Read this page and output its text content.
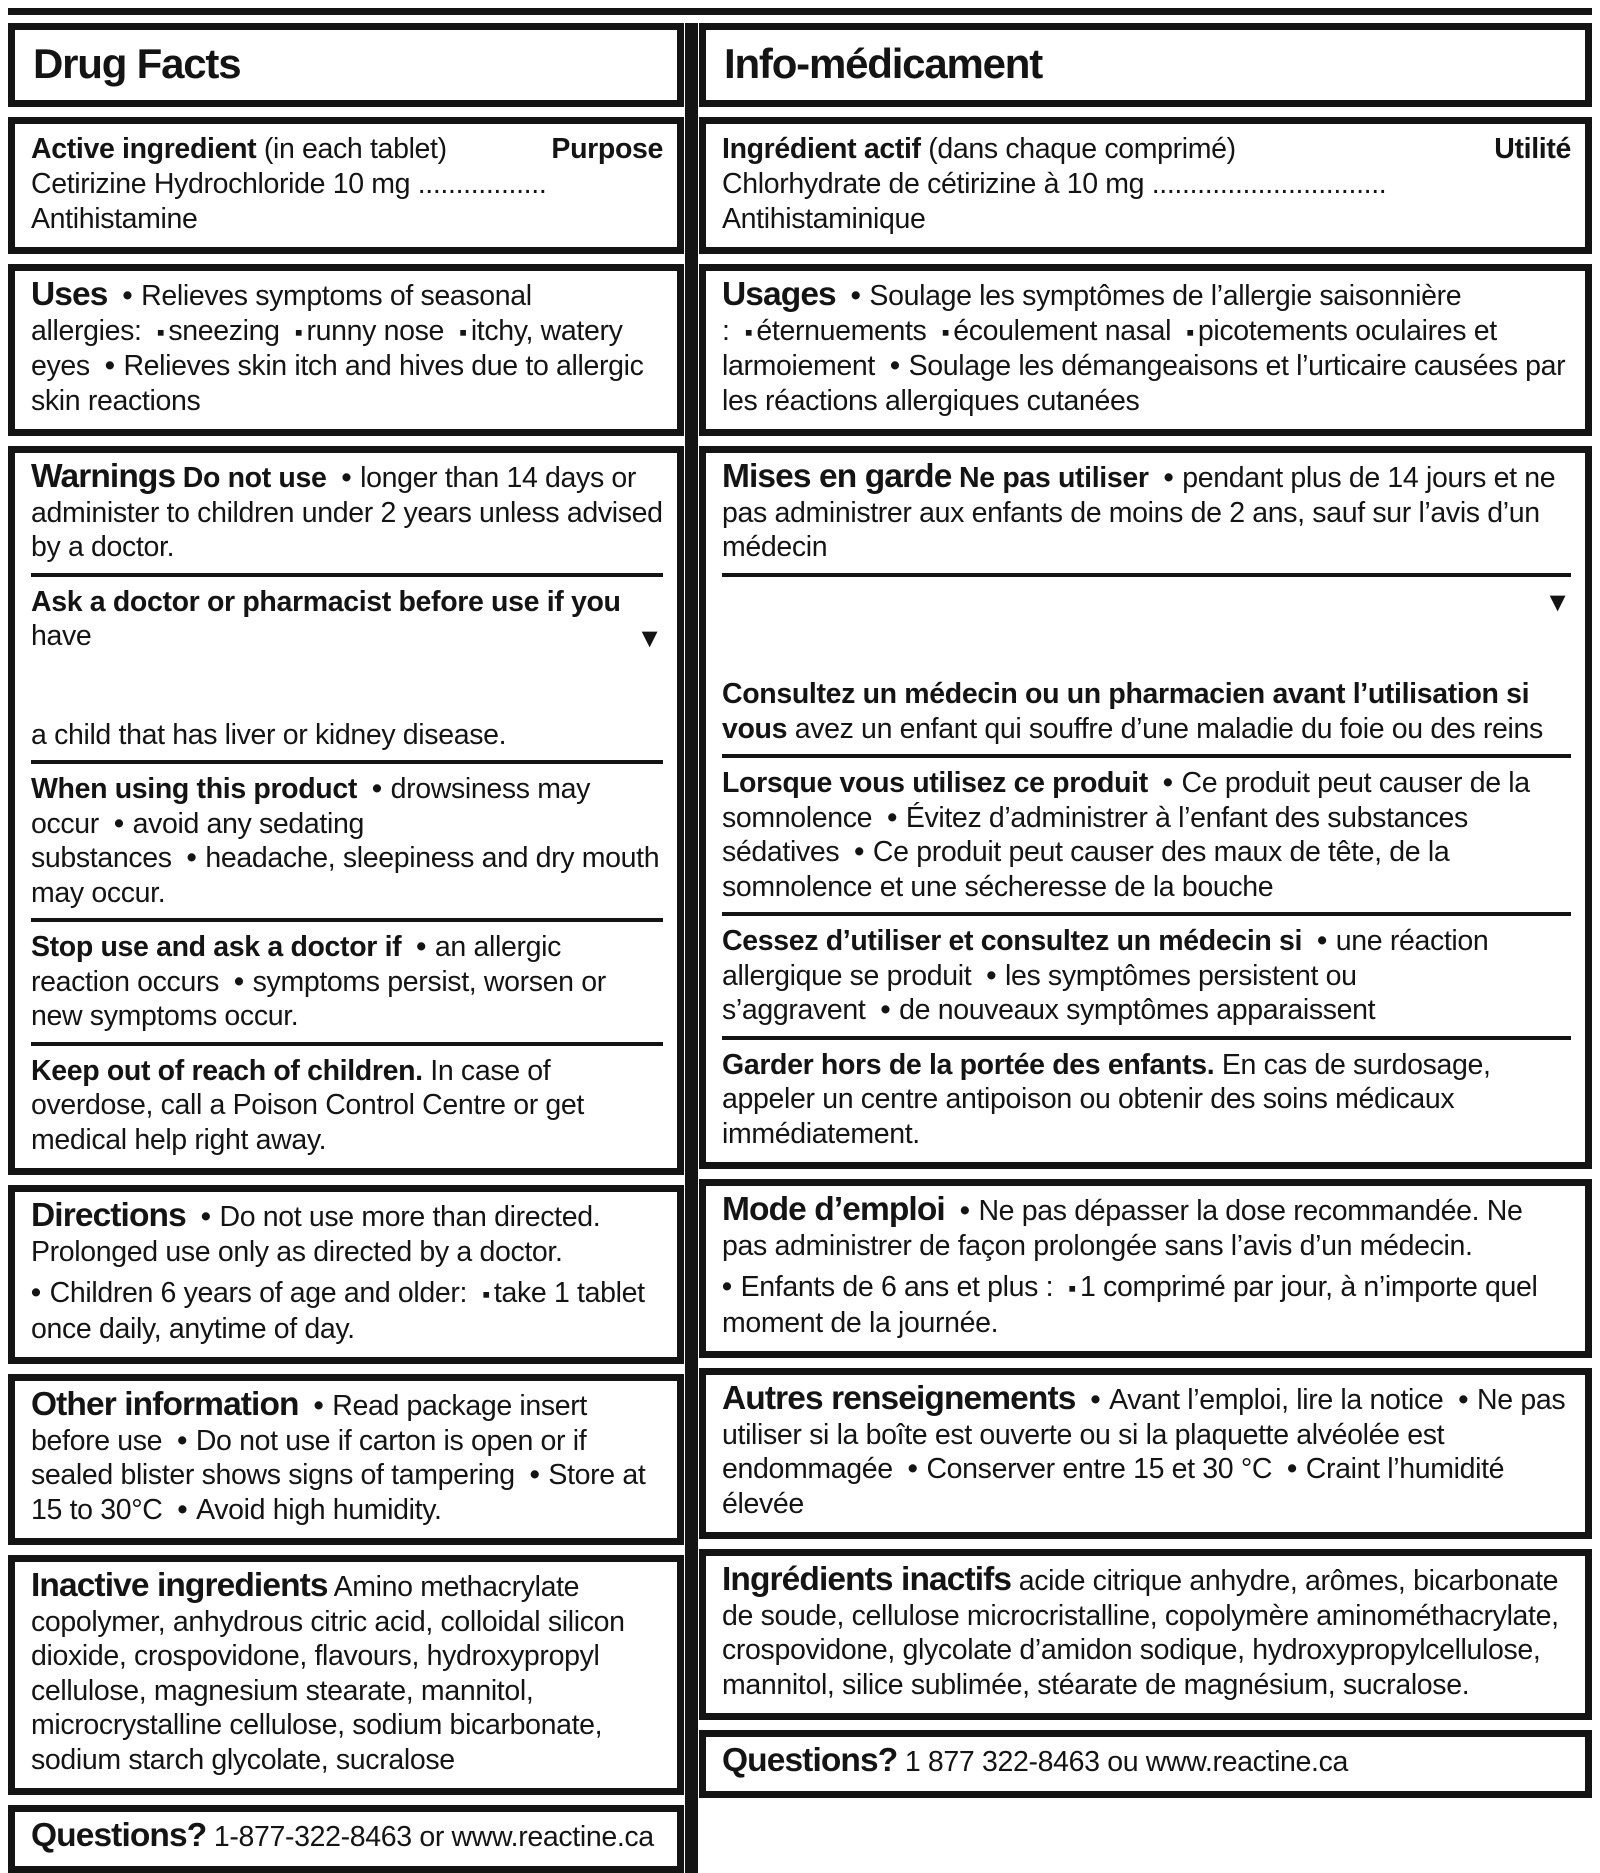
Drug Facts
Active ingredient (in each tablet)	Purpose
Cetirizine Hydrochloride 10 mg ................. Antihistamine
Uses • Relieves symptoms of seasonal allergies: ▪ sneezing ▪ runny nose ▪ itchy, watery eyes • Relieves skin itch and hives due to allergic skin reactions
Warnings Do not use • longer than 14 days or administer to children under 2 years unless advised by a doctor.
Ask a doctor or pharmacist before use if you have	▼
a child that has liver or kidney disease.
When using this product • drowsiness may occur • avoid any sedating substances • headache, sleepiness and dry mouth may occur.
Stop use and ask a doctor if • an allergic reaction occurs • symptoms persist, worsen or new symptoms occur.
Keep out of reach of children. In case of overdose, call a Poison Control Centre or get medical help right away.
Directions • Do not use more than directed. Prolonged use only as directed by a doctor.
• Children 6 years of age and older: ▪ take 1 tablet once daily, anytime of day.
Other information • Read package insert before use • Do not use if carton is open or if sealed blister shows signs of tampering • Store at 15 to 30°C • Avoid high humidity.
Inactive ingredients Amino methacrylate copolymer, anhydrous citric acid, colloidal silicon dioxide, crospovidone, flavours, hydroxypropyl cellulose, magnesium stearate, mannitol, microcrystalline cellulose, sodium bicarbonate, sodium starch glycolate, sucralose
Questions? 1-877-322-8463 or www.reactine.ca
Info-médicament
Ingrédient actif (dans chaque comprimé)	Utilité
Chlorhydrate de cétirizine à 10 mg ............................... Antihistaminique
Usages • Soulage les symptômes de l’allergie saisonnière : ▪ éternuements ▪ écoulement nasal ▪ picotements oculaires et larmoiement • Soulage les démangeaisons et l’urticaire causées par les réactions allergiques cutanées
Mises en garde Ne pas utiliser • pendant plus de 14 jours et ne pas administrer aux enfants de moins de 2 ans, sauf sur l’avis d’un médecin
▼
Consultez un médecin ou un pharmacien avant l’utilisation si vous avez un enfant qui souffre d’une maladie du foie ou des reins
Lorsque vous utilisez ce produit • Ce produit peut causer de la somnolence • Évitez d’administrer à l’enfant des substances sédatives • Ce produit peut causer des maux de tête, de la somnolence et une sécheresse de la bouche
Cessez d’utiliser et consultez un médecin si • une réaction allergique se produit • les symptômes persistent ou s’aggravent • de nouveaux symptômes apparaissent
Garder hors de la portée des enfants. En cas de surdosage, appeler un centre antipoison ou obtenir des soins médicaux immédiatement.
Mode d’emploi • Ne pas dépasser la dose recommandée. Ne pas administrer de façon prolongée sans l’avis d’un médecin.
• Enfants de 6 ans et plus : ▪ 1 comprimé par jour, à n’importe quel moment de la journée.
Autres renseignements • Avant l’emploi, lire la notice • Ne pas utiliser si la boîte est ouverte ou si la plaquette alvéolée est endommagée • Conserver entre 15 et 30 °C • Craint l’humidité élevée
Ingrédients inactifs acide citrique anhydre, arômes, bicarbonate de soude, cellulose microcristalline, copolymère aminométhacrylate, crospovidone, glycolate d’amidon sodique, hydroxypropylcellulose, mannitol, silice sublimée, stéarate de magnésium, sucralose.
Questions? 1 877 322-8463 ou www.reactine.ca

### EXERCISE DESCRIPTION
For the listing above, give the number of lines in which the string "years" occurs, and nothing else.

### WORKED ANSWER
2